**EXERCISE**
Transcribe each record below word for word.

[Collected data entries]
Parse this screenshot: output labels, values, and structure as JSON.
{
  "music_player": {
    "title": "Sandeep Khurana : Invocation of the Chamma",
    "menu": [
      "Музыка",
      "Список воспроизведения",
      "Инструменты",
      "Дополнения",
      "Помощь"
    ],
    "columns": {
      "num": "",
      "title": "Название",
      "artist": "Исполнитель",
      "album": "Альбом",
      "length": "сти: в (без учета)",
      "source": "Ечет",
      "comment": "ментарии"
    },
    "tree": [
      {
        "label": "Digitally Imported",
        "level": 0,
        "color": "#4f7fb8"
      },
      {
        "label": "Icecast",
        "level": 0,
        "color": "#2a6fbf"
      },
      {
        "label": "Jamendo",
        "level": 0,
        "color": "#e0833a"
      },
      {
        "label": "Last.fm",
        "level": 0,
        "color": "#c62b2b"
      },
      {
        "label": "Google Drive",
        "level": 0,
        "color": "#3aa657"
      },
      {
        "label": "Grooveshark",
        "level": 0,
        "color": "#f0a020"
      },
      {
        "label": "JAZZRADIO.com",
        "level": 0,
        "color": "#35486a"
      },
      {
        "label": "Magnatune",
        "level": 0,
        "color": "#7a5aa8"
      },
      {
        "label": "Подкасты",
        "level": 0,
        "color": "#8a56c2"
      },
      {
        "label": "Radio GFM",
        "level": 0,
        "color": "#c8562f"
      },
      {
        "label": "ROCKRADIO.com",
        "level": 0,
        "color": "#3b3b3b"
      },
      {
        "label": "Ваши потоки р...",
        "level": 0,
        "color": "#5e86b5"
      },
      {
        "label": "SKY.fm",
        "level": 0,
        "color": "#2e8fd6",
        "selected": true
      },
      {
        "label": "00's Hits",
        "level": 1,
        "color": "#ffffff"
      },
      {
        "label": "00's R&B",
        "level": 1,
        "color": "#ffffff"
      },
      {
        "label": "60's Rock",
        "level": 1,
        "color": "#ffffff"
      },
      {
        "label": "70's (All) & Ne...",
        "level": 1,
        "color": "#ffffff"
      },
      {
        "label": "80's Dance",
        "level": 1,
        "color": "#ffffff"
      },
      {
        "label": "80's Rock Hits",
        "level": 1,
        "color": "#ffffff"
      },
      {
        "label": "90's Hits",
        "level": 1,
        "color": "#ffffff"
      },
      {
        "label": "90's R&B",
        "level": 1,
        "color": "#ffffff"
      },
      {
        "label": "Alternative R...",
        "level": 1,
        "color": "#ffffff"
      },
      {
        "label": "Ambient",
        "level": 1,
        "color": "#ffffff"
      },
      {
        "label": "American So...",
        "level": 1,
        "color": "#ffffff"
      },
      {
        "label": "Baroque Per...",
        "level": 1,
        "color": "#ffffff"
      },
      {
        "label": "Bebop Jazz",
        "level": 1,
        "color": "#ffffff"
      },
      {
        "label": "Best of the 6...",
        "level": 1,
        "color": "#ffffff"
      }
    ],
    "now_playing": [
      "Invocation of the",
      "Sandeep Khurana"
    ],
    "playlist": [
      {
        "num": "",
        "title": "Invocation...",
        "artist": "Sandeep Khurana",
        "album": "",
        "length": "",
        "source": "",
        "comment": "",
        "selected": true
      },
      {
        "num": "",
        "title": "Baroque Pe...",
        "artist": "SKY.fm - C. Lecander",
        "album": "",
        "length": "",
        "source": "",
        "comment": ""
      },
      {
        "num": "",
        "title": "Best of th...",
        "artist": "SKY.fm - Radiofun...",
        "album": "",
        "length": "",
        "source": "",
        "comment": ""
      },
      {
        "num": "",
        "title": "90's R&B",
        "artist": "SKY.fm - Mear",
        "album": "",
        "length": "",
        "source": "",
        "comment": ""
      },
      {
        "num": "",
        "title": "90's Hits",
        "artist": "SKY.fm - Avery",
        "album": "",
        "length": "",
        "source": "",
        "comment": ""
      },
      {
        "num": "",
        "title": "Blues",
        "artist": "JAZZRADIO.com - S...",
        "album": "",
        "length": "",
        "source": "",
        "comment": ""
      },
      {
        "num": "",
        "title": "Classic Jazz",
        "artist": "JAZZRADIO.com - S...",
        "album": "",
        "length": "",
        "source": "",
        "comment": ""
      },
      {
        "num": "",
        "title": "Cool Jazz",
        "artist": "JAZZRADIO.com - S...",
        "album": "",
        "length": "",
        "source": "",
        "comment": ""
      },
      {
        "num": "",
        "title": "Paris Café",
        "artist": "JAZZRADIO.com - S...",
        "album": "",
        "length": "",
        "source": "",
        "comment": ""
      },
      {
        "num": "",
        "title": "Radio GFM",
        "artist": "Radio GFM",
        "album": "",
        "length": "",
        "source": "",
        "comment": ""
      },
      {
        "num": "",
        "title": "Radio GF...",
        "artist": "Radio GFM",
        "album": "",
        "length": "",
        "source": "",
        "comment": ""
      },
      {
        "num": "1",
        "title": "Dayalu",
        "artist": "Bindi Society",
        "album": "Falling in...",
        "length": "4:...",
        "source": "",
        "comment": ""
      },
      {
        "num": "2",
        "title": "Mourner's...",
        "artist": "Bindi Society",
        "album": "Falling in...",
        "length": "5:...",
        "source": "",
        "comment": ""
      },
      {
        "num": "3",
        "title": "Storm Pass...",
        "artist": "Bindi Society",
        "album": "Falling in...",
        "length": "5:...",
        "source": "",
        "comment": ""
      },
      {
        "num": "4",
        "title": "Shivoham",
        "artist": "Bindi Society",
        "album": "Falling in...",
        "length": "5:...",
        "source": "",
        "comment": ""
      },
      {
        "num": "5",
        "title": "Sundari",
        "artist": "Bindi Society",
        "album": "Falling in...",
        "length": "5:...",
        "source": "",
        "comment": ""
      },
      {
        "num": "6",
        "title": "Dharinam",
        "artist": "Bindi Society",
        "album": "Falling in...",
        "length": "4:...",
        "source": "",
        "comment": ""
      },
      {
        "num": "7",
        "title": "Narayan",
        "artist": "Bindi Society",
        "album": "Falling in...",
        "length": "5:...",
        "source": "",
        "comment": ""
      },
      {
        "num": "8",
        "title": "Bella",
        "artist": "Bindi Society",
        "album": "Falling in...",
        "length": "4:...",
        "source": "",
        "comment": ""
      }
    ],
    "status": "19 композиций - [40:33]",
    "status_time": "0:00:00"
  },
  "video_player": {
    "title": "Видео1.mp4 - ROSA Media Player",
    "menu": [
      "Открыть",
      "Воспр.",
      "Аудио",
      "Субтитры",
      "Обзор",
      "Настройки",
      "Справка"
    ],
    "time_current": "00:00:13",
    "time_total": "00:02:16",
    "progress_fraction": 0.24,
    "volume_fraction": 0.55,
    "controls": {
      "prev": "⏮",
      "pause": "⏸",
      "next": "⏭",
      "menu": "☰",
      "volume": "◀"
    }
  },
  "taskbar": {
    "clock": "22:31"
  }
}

**ANSWER TO THIS TASK**
Parse this screenshot: output labels, values, and structure as JSON.
{
  "music_player": {
    "title": "Sandeep Khurana : Invocation of the Chamma",
    "menu": [
      "Музыка",
      "Список воспроизведения",
      "Инструменты",
      "Дополнения",
      "Помощь"
    ],
    "columns": {
      "num": "",
      "title": "Название",
      "artist": "Исполнитель",
      "album": "Альбом",
      "length": "сти: в (без учета)",
      "source": "Ечет",
      "comment": "ментарии"
    },
    "tree": [
      {
        "label": "Digitally Imported",
        "level": 0,
        "color": "#4f7fb8"
      },
      {
        "label": "Icecast",
        "level": 0,
        "color": "#2a6fbf"
      },
      {
        "label": "Jamendo",
        "level": 0,
        "color": "#e0833a"
      },
      {
        "label": "Last.fm",
        "level": 0,
        "color": "#c62b2b"
      },
      {
        "label": "Google Drive",
        "level": 0,
        "color": "#3aa657"
      },
      {
        "label": "Grooveshark",
        "level": 0,
        "color": "#f0a020"
      },
      {
        "label": "JAZZRADIO.com",
        "level": 0,
        "color": "#35486a"
      },
      {
        "label": "Magnatune",
        "level": 0,
        "color": "#7a5aa8"
      },
      {
        "label": "Подкасты",
        "level": 0,
        "color": "#8a56c2"
      },
      {
        "label": "Radio GFM",
        "level": 0,
        "color": "#c8562f"
      },
      {
        "label": "ROCKRADIO.com",
        "level": 0,
        "color": "#3b3b3b"
      },
      {
        "label": "Ваши потоки р...",
        "level": 0,
        "color": "#5e86b5"
      },
      {
        "label": "SKY.fm",
        "level": 0,
        "color": "#2e8fd6",
        "selected": true
      },
      {
        "label": "00's Hits",
        "level": 1,
        "color": "#ffffff"
      },
      {
        "label": "00's R&B",
        "level": 1,
        "color": "#ffffff"
      },
      {
        "label": "60's Rock",
        "level": 1,
        "color": "#ffffff"
      },
      {
        "label": "70's (All) & Ne...",
        "level": 1,
        "color": "#ffffff"
      },
      {
        "label": "80's Dance",
        "level": 1,
        "color": "#ffffff"
      },
      {
        "label": "80's Rock Hits",
        "level": 1,
        "color": "#ffffff"
      },
      {
        "label": "90's Hits",
        "level": 1,
        "color": "#ffffff"
      },
      {
        "label": "90's R&B",
        "level": 1,
        "color": "#ffffff"
      },
      {
        "label": "Alternative R...",
        "level": 1,
        "color": "#ffffff"
      },
      {
        "label": "Ambient",
        "level": 1,
        "color": "#ffffff"
      },
      {
        "label": "American So...",
        "level": 1,
        "color": "#ffffff"
      },
      {
        "label": "Baroque Per...",
        "level": 1,
        "color": "#ffffff"
      },
      {
        "label": "Bebop Jazz",
        "level": 1,
        "color": "#ffffff"
      },
      {
        "label": "Best of the 6...",
        "level": 1,
        "color": "#ffffff"
      }
    ],
    "now_playing": [
      "Invocation of the",
      "Sandeep Khurana"
    ],
    "playlist": [
      {
        "num": "",
        "title": "Invocation...",
        "artist": "Sandeep Khurana",
        "album": "",
        "length": "",
        "source": "",
        "comment": "",
        "selected": true
      },
      {
        "num": "",
        "title": "Baroque Pe...",
        "artist": "SKY.fm - C. Lecander",
        "album": "",
        "length": "",
        "source": "",
        "comment": ""
      },
      {
        "num": "",
        "title": "Best of th...",
        "artist": "SKY.fm - Radiofun...",
        "album": "",
        "length": "",
        "source": "",
        "comment": ""
      },
      {
        "num": "",
        "title": "90's R&B",
        "artist": "SKY.fm - Mear",
        "album": "",
        "length": "",
        "source": "",
        "comment": ""
      },
      {
        "num": "",
        "title": "90's Hits",
        "artist": "SKY.fm - Avery",
        "album": "",
        "length": "",
        "source": "",
        "comment": ""
      },
      {
        "num": "",
        "title": "Blues",
        "artist": "JAZZRADIO.com - S...",
        "album": "",
        "length": "",
        "source": "",
        "comment": ""
      },
      {
        "num": "",
        "title": "Classic Jazz",
        "artist": "JAZZRADIO.com - S...",
        "album": "",
        "length": "",
        "source": "",
        "comment": ""
      },
      {
        "num": "",
        "title": "Cool Jazz",
        "artist": "JAZZRADIO.com - S...",
        "album": "",
        "length": "",
        "source": "",
        "comment": ""
      },
      {
        "num": "",
        "title": "Paris Café",
        "artist": "JAZZRADIO.com - S...",
        "album": "",
        "length": "",
        "source": "",
        "comment": ""
      },
      {
        "num": "",
        "title": "Radio GFM",
        "artist": "Radio GFM",
        "album": "",
        "length": "",
        "source": "",
        "comment": ""
      },
      {
        "num": "",
        "title": "Radio GF...",
        "artist": "Radio GFM",
        "album": "",
        "length": "",
        "source": "",
        "comment": ""
      },
      {
        "num": "1",
        "title": "Dayalu",
        "artist": "Bindi Society",
        "album": "Falling in...",
        "length": "4:...",
        "source": "",
        "comment": ""
      },
      {
        "num": "2",
        "title": "Mourner's...",
        "artist": "Bindi Society",
        "album": "Falling in...",
        "length": "5:...",
        "source": "",
        "comment": ""
      },
      {
        "num": "3",
        "title": "Storm Pass...",
        "artist": "Bindi Society",
        "album": "Falling in...",
        "length": "5:...",
        "source": "",
        "comment": ""
      },
      {
        "num": "4",
        "title": "Shivoham",
        "artist": "Bindi Society",
        "album": "Falling in...",
        "length": "5:...",
        "source": "",
        "comment": ""
      },
      {
        "num": "5",
        "title": "Sundari",
        "artist": "Bindi Society",
        "album": "Falling in...",
        "length": "5:...",
        "source": "",
        "comment": ""
      },
      {
        "num": "6",
        "title": "Dharinam",
        "artist": "Bindi Society",
        "album": "Falling in...",
        "length": "4:...",
        "source": "",
        "comment": ""
      },
      {
        "num": "7",
        "title": "Narayan",
        "artist": "Bindi Society",
        "album": "Falling in...",
        "length": "5:...",
        "source": "",
        "comment": ""
      },
      {
        "num": "8",
        "title": "Bella",
        "artist": "Bindi Society",
        "album": "Falling in...",
        "length": "4:...",
        "source": "",
        "comment": ""
      }
    ],
    "status": "19 композиций - [40:33]",
    "status_time": "0:00:00"
  },
  "video_player": {
    "title": "Видео1.mp4 - ROSA Media Player",
    "menu": [
      "Открыть",
      "Воспр.",
      "Аудио",
      "Субтитры",
      "Обзор",
      "Настройки",
      "Справка"
    ],
    "time_current": "00:00:13",
    "time_total": "00:02:16",
    "progress_fraction": 0.24,
    "volume_fraction": 0.55,
    "controls": {
      "prev": "⏮",
      "pause": "⏸",
      "next": "⏭",
      "menu": "☰",
      "volume": "◀"
    }
  },
  "taskbar": {
    "clock": "22:31"
  }
}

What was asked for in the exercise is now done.